====== Material to process ======

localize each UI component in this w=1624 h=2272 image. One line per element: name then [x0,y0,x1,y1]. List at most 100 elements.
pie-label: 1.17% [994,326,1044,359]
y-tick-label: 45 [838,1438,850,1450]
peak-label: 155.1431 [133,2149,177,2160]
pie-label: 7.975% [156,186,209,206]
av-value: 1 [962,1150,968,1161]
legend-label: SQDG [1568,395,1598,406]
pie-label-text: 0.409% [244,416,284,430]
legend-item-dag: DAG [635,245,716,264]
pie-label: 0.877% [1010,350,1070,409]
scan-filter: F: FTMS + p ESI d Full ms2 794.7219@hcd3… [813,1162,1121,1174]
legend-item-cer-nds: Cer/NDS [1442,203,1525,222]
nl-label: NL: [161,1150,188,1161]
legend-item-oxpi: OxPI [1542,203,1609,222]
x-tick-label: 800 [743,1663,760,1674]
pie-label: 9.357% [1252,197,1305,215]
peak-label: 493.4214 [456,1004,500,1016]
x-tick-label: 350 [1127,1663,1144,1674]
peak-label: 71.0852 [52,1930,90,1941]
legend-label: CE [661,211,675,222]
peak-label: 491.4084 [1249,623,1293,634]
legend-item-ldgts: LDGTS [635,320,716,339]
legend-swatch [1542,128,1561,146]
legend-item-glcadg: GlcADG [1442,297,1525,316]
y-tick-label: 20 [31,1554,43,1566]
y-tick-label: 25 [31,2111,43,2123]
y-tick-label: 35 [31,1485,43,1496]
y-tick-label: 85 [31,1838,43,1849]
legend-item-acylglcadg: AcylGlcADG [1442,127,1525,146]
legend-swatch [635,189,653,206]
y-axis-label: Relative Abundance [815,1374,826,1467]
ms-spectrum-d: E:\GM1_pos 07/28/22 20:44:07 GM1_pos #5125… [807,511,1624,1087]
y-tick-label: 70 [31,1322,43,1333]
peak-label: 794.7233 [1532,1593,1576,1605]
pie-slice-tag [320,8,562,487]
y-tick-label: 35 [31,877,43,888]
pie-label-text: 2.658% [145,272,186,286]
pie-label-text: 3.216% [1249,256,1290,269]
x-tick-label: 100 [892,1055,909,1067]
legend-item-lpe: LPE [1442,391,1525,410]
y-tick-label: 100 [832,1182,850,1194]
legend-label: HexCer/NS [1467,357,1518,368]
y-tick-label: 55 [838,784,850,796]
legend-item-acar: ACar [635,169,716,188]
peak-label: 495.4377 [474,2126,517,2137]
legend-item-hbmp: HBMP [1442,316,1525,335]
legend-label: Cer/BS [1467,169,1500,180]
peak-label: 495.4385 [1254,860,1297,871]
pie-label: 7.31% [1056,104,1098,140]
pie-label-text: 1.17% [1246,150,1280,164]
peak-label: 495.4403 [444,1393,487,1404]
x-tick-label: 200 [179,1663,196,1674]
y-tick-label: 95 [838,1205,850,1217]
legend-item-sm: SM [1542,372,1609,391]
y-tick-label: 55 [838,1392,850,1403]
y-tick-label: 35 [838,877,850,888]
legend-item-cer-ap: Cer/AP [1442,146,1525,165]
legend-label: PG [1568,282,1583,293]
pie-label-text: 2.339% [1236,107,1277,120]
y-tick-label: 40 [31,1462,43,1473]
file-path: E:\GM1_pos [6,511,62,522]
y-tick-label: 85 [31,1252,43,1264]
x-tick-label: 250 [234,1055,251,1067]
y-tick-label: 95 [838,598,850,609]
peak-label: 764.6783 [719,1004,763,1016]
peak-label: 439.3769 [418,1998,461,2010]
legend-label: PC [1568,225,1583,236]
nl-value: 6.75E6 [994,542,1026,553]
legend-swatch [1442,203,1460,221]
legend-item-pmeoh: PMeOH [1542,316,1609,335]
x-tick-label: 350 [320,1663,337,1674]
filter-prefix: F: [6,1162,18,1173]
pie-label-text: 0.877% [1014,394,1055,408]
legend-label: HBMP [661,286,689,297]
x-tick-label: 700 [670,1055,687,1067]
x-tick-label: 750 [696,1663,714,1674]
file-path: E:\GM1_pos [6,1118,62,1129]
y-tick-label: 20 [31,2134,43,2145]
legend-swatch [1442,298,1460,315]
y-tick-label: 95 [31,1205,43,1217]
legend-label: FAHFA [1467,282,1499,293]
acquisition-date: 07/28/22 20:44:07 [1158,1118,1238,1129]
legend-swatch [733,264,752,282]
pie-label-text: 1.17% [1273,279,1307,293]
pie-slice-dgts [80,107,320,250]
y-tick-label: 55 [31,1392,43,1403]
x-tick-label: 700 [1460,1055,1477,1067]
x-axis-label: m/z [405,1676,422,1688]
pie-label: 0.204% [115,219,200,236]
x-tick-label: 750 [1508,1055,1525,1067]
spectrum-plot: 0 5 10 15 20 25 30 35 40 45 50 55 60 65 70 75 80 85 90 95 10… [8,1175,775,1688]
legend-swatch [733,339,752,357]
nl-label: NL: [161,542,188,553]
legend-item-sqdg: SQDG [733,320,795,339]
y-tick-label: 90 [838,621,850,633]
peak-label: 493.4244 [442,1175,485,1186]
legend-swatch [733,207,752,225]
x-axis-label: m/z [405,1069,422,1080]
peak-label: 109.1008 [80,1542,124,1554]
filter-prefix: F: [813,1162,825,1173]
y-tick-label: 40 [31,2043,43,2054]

======

_Directions:_ From the listings above, extract every line that contains the string "text".

_Solution to the exercise:_
pie-label-text: 0.409% [244,416,284,430]
pie-label-text: 2.658% [145,272,186,286]
pie-label-text: 3.216% [1249,256,1290,269]
pie-label-text: 1.17% [1246,150,1280,164]
pie-label-text: 2.339% [1236,107,1277,120]
pie-label-text: 0.877% [1014,394,1055,408]
pie-label-text: 1.17% [1273,279,1307,293]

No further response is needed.